TASK - Reproduce the lines of these records without a single change, leaving out the pictures.

TASK INPUT -

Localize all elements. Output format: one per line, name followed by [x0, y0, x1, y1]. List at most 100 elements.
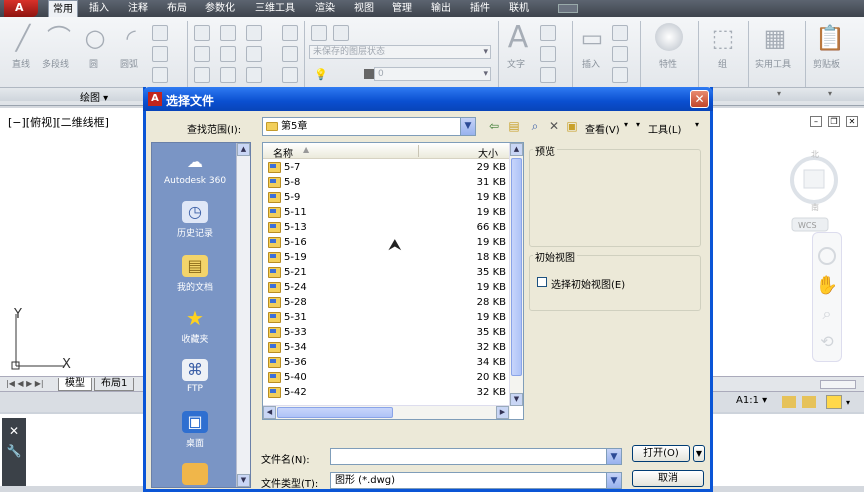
- ribbon-minimize-icon[interactable]: [558, 4, 578, 13]
- table-row[interactable]: 5-13 66 KB: [263, 220, 510, 235]
- table-row[interactable]: 5-7 29 KB: [263, 160, 510, 175]
- tools-menu[interactable]: 工具(L): [648, 121, 681, 136]
- new-folder-icon[interactable]: ▣: [564, 118, 580, 134]
- up-folder-icon[interactable]: ▤: [506, 118, 522, 134]
- viewport-restore-icon[interactable]: ❐: [828, 116, 840, 127]
- file-list[interactable]: 名称 ▲ 大小 5-7 29 KB 5-8 31 KB 5-9 19 KB 5-11 1…: [262, 142, 524, 420]
- tab-annotate[interactable]: 注释: [124, 0, 152, 17]
- steering-wheel-icon[interactable]: [818, 247, 836, 265]
- tab-model[interactable]: 模型: [58, 378, 92, 391]
- place-autodesk-360[interactable]: ☁ Autodesk 360: [152, 151, 238, 186]
- fillet-icon[interactable]: [246, 46, 262, 62]
- table-row[interactable]: 5-19 18 KB: [263, 250, 510, 265]
- table-row[interactable]: 5-42 32 KB: [263, 385, 510, 400]
- scrollbar-thumb[interactable]: [511, 158, 522, 376]
- pan-icon[interactable]: ✋: [813, 275, 841, 296]
- workspace-switch-icon[interactable]: [826, 395, 842, 409]
- layout-nav-first-icon[interactable]: |◀ ◀ ▶ ▶|: [6, 379, 44, 388]
- tab-view[interactable]: 视图: [350, 0, 378, 17]
- array-icon[interactable]: [246, 67, 262, 83]
- table-row[interactable]: 5-40 20 KB: [263, 370, 510, 385]
- scale-icon[interactable]: [220, 67, 236, 83]
- polyline-tool-icon[interactable]: ⌒: [44, 23, 74, 53]
- tab-parametric[interactable]: 参数化: [201, 0, 239, 17]
- offset-icon[interactable]: [282, 67, 298, 83]
- tab-online[interactable]: 联机: [505, 0, 533, 17]
- tab-insert[interactable]: 插入: [85, 0, 113, 17]
- move-icon[interactable]: [194, 25, 210, 41]
- navigation-bar[interactable]: ✋ ⌕ ⟲: [812, 232, 842, 362]
- auto-scale-icon[interactable]: [802, 396, 816, 408]
- scroll-down-icon[interactable]: ▼: [510, 393, 523, 406]
- table-row[interactable]: 5-28 28 KB: [263, 295, 510, 310]
- place-folder-more[interactable]: [152, 463, 238, 488]
- filename-field[interactable]: ▼: [330, 448, 622, 465]
- places-scrollbar[interactable]: ▲ ▼: [236, 143, 250, 487]
- utilities-icon[interactable]: ▦: [760, 23, 790, 53]
- bulb-icon[interactable]: 💡: [314, 68, 328, 81]
- cancel-button[interactable]: 取消: [632, 470, 704, 487]
- rotate-icon[interactable]: [220, 25, 236, 41]
- table-row[interactable]: 5-21 35 KB: [263, 265, 510, 280]
- table-row[interactable]: 5-24 19 KB: [263, 280, 510, 295]
- table-row[interactable]: 5-33 35 KB: [263, 325, 510, 340]
- command-line-handle[interactable]: ✕ 🔧: [2, 418, 26, 486]
- filetype-combo[interactable]: 图形 (*.dwg) ▼: [330, 472, 622, 489]
- place-favorites[interactable]: ★ 收藏夹: [152, 307, 238, 345]
- annotation-visibility-icon[interactable]: [782, 396, 796, 408]
- delete-icon[interactable]: ✕: [546, 118, 562, 134]
- select-initial-view-label[interactable]: 选择初始视图(E): [551, 276, 625, 291]
- close-button[interactable]: ✕: [690, 90, 709, 108]
- table-row[interactable]: 5-31 19 KB: [263, 310, 510, 325]
- place-my-documents[interactable]: ▤ 我的文档: [152, 255, 238, 293]
- annotation-scale[interactable]: A1:1 ▾: [736, 395, 767, 406]
- viewport-minimize-icon[interactable]: –: [810, 116, 822, 127]
- draw-panel-title[interactable]: 绘图 ▾: [80, 89, 108, 104]
- search-web-icon[interactable]: ⌕: [527, 118, 543, 134]
- erase-icon[interactable]: [282, 25, 298, 41]
- back-icon[interactable]: ⇦: [486, 118, 502, 134]
- scroll-up-icon[interactable]: ▲: [237, 143, 250, 156]
- scroll-down-icon[interactable]: ▼: [237, 474, 250, 487]
- tab-plugins[interactable]: 插件: [466, 0, 494, 17]
- mirror-icon[interactable]: [220, 46, 236, 62]
- utilities-panel-expand-icon[interactable]: ▾: [777, 89, 781, 98]
- line-tool-icon[interactable]: ╱: [8, 23, 38, 53]
- explode-icon[interactable]: [282, 46, 298, 62]
- table-row[interactable]: 5-9 19 KB: [263, 190, 510, 205]
- table-row[interactable]: 5-36 34 KB: [263, 355, 510, 370]
- place-history[interactable]: ◷ 历史记录: [152, 201, 238, 239]
- table-icon[interactable]: [540, 67, 556, 83]
- wrench-icon[interactable]: 🔧: [2, 444, 26, 458]
- ellipse-icon[interactable]: [152, 46, 168, 62]
- leader-icon[interactable]: [540, 46, 556, 62]
- orbit-icon[interactable]: ⟲: [813, 332, 841, 351]
- circle-tool-icon[interactable]: ○: [80, 23, 110, 53]
- trim-icon[interactable]: [246, 25, 262, 41]
- view-menu[interactable]: 查看(V): [585, 121, 620, 136]
- view-menu-chevron-down-icon[interactable]: ▾: [624, 120, 628, 129]
- clipboard-panel-expand-icon[interactable]: ▾: [828, 89, 832, 98]
- horizontal-scrollbar[interactable]: [820, 380, 856, 389]
- tab-output[interactable]: 输出: [427, 0, 455, 17]
- tab-layout1[interactable]: 布局1: [94, 378, 135, 391]
- tab-home[interactable]: 常用: [48, 0, 78, 17]
- table-row[interactable]: 5-8 31 KB: [263, 175, 510, 190]
- layer-state-combo[interactable]: 未保存的图层状态: [309, 45, 491, 59]
- chevron-down-icon[interactable]: ▼: [460, 118, 475, 135]
- status-menu-icon[interactable]: ▾: [846, 398, 850, 407]
- open-options-chevron-down-icon[interactable]: ▼: [693, 445, 705, 462]
- text-tool-icon[interactable]: A: [503, 23, 533, 53]
- table-row[interactable]: 5-34 32 KB: [263, 340, 510, 355]
- current-layer-combo[interactable]: 0: [374, 67, 491, 81]
- tab-layout[interactable]: 布局: [163, 0, 191, 17]
- hatch-icon[interactable]: [152, 67, 168, 83]
- rectangle-icon[interactable]: [152, 25, 168, 41]
- column-name-header[interactable]: 名称: [273, 145, 293, 160]
- tab-render[interactable]: 渲染: [311, 0, 339, 17]
- file-list-horizontal-scrollbar[interactable]: ◀ ▶: [263, 405, 510, 419]
- viewport-close-icon[interactable]: ✕: [846, 116, 858, 127]
- copy-icon[interactable]: [194, 46, 210, 62]
- chevron-down-icon[interactable]: ▼: [606, 449, 621, 464]
- arc-tool-icon[interactable]: ◜: [116, 23, 146, 53]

ANSWER -
Localize all elements. Output format: one per line, name followed by [x0, y0, x1, y1]. List at most 100 elements.
- ribbon-minimize-icon[interactable]: [558, 4, 578, 13]
- table-row[interactable]: 5-13 66 KB: [263, 220, 510, 235]
- table-row[interactable]: 5-7 29 KB: [263, 160, 510, 175]
- tools-menu[interactable]: 工具(L): [648, 121, 681, 136]
- new-folder-icon[interactable]: ▣: [564, 118, 580, 134]
- up-folder-icon[interactable]: ▤: [506, 118, 522, 134]
- viewport-restore-icon[interactable]: ❐: [828, 116, 840, 127]
- file-list[interactable]: 名称 ▲ 大小 5-7 29 KB 5-8 31 KB 5-9 19 KB 5-11 1…: [262, 142, 524, 420]
- tab-annotate[interactable]: 注释: [124, 0, 152, 17]
- steering-wheel-icon[interactable]: [818, 247, 836, 265]
- tab-model[interactable]: 模型: [58, 378, 92, 391]
- place-autodesk-360[interactable]: ☁ Autodesk 360: [152, 151, 238, 186]
- fillet-icon[interactable]: [246, 46, 262, 62]
- table-row[interactable]: 5-19 18 KB: [263, 250, 510, 265]
- table-row[interactable]: 5-42 32 KB: [263, 385, 510, 400]
- scrollbar-thumb[interactable]: [511, 158, 522, 376]
- pan-icon[interactable]: ✋: [813, 275, 841, 296]
- workspace-switch-icon[interactable]: [826, 395, 842, 409]
- layout-nav-first-icon[interactable]: |◀ ◀ ▶ ▶|: [6, 379, 44, 388]
- tab-view[interactable]: 视图: [350, 0, 378, 17]
- array-icon[interactable]: [246, 67, 262, 83]
- table-row[interactable]: 5-40 20 KB: [263, 370, 510, 385]
- scale-icon[interactable]: [220, 67, 236, 83]
- polyline-tool-icon[interactable]: ⌒: [44, 23, 74, 53]
- tab-parametric[interactable]: 参数化: [201, 0, 239, 17]
- offset-icon[interactable]: [282, 67, 298, 83]
- tab-online[interactable]: 联机: [505, 0, 533, 17]
- tab-insert[interactable]: 插入: [85, 0, 113, 17]
- move-icon[interactable]: [194, 25, 210, 41]
- navigation-bar[interactable]: ✋ ⌕ ⟲: [812, 232, 842, 362]
- auto-scale-icon[interactable]: [802, 396, 816, 408]
- scroll-down-icon[interactable]: ▼: [510, 393, 523, 406]
- table-row[interactable]: 5-28 28 KB: [263, 295, 510, 310]
- place-folder-more[interactable]: [152, 463, 238, 488]
- filename-field[interactable]: ▼: [330, 448, 622, 465]
- places-scrollbar[interactable]: ▲ ▼: [236, 143, 250, 487]
- utilities-icon[interactable]: ▦: [760, 23, 790, 53]
- bulb-icon[interactable]: 💡: [314, 68, 328, 81]
- cancel-button[interactable]: 取消: [632, 470, 704, 487]
- rotate-icon[interactable]: [220, 25, 236, 41]
- table-row[interactable]: 5-21 35 KB: [263, 265, 510, 280]
- table-row[interactable]: 5-24 19 KB: [263, 280, 510, 295]
- table-row[interactable]: 5-33 35 KB: [263, 325, 510, 340]
- command-line-handle[interactable]: ✕ 🔧: [2, 418, 26, 486]
- filetype-combo[interactable]: 图形 (*.dwg) ▼: [330, 472, 622, 489]
- place-favorites[interactable]: ★ 收藏夹: [152, 307, 238, 345]
- annotation-visibility-icon[interactable]: [782, 396, 796, 408]
- delete-icon[interactable]: ✕: [546, 118, 562, 134]
- select-initial-view-label[interactable]: 选择初始视图(E): [551, 276, 625, 291]
- close-button[interactable]: ✕: [690, 90, 709, 108]
- table-row[interactable]: 5-31 19 KB: [263, 310, 510, 325]
- place-my-documents[interactable]: ▤ 我的文档: [152, 255, 238, 293]
- annotation-scale[interactable]: A1:1 ▾: [736, 395, 767, 406]
- viewport-minimize-icon[interactable]: –: [810, 116, 822, 127]
- draw-panel-title[interactable]: 绘图 ▾: [80, 89, 108, 104]
- search-web-icon[interactable]: ⌕: [527, 118, 543, 134]
- erase-icon[interactable]: [282, 25, 298, 41]
- back-icon[interactable]: ⇦: [486, 118, 502, 134]
- scroll-up-icon[interactable]: ▲: [237, 143, 250, 156]
- scroll-down-icon[interactable]: ▼: [237, 474, 250, 487]
- tab-plugins[interactable]: 插件: [466, 0, 494, 17]
- mirror-icon[interactable]: [220, 46, 236, 62]
- utilities-panel-expand-icon[interactable]: ▾: [777, 89, 781, 98]
- line-tool-icon[interactable]: ╱: [8, 23, 38, 53]
- explode-icon[interactable]: [282, 46, 298, 62]
- table-row[interactable]: 5-9 19 KB: [263, 190, 510, 205]
- table-row[interactable]: 5-36 34 KB: [263, 355, 510, 370]
- place-history[interactable]: ◷ 历史记录: [152, 201, 238, 239]
- table-icon[interactable]: [540, 67, 556, 83]
- wrench-icon[interactable]: 🔧: [2, 444, 26, 458]
- ellipse-icon[interactable]: [152, 46, 168, 62]
- leader-icon[interactable]: [540, 46, 556, 62]
- orbit-icon[interactable]: ⟲: [813, 332, 841, 351]
- circle-tool-icon[interactable]: ○: [80, 23, 110, 53]
- trim-icon[interactable]: [246, 25, 262, 41]
- view-menu[interactable]: 查看(V): [585, 121, 620, 136]
- view-menu-chevron-down-icon[interactable]: ▾: [624, 120, 628, 129]
- clipboard-panel-expand-icon[interactable]: ▾: [828, 89, 832, 98]
- horizontal-scrollbar[interactable]: [820, 380, 856, 389]
- tab-output[interactable]: 输出: [427, 0, 455, 17]
- tab-layout1[interactable]: 布局1: [94, 378, 135, 391]
- tab-home[interactable]: 常用: [48, 0, 78, 17]
- table-row[interactable]: 5-8 31 KB: [263, 175, 510, 190]
- layer-state-combo[interactable]: 未保存的图层状态: [309, 45, 491, 59]
- chevron-down-icon[interactable]: ▼: [460, 118, 475, 135]
- status-menu-icon[interactable]: ▾: [846, 398, 850, 407]
- open-options-chevron-down-icon[interactable]: ▼: [693, 445, 705, 462]
- text-tool-icon[interactable]: A: [503, 23, 533, 53]
- table-row[interactable]: 5-34 32 KB: [263, 340, 510, 355]
- current-layer-combo[interactable]: 0: [374, 67, 491, 81]
- tab-layout[interactable]: 布局: [163, 0, 191, 17]
- hatch-icon[interactable]: [152, 67, 168, 83]
- rectangle-icon[interactable]: [152, 25, 168, 41]
- column-name-header[interactable]: 名称: [273, 145, 293, 160]
- tab-render[interactable]: 渲染: [311, 0, 339, 17]
- file-list-horizontal-scrollbar[interactable]: ◀ ▶: [263, 405, 510, 419]
- viewport-close-icon[interactable]: ✕: [846, 116, 858, 127]
- copy-icon[interactable]: [194, 46, 210, 62]
- chevron-down-icon[interactable]: ▼: [606, 449, 621, 464]
- arc-tool-icon[interactable]: ◜: [116, 23, 146, 53]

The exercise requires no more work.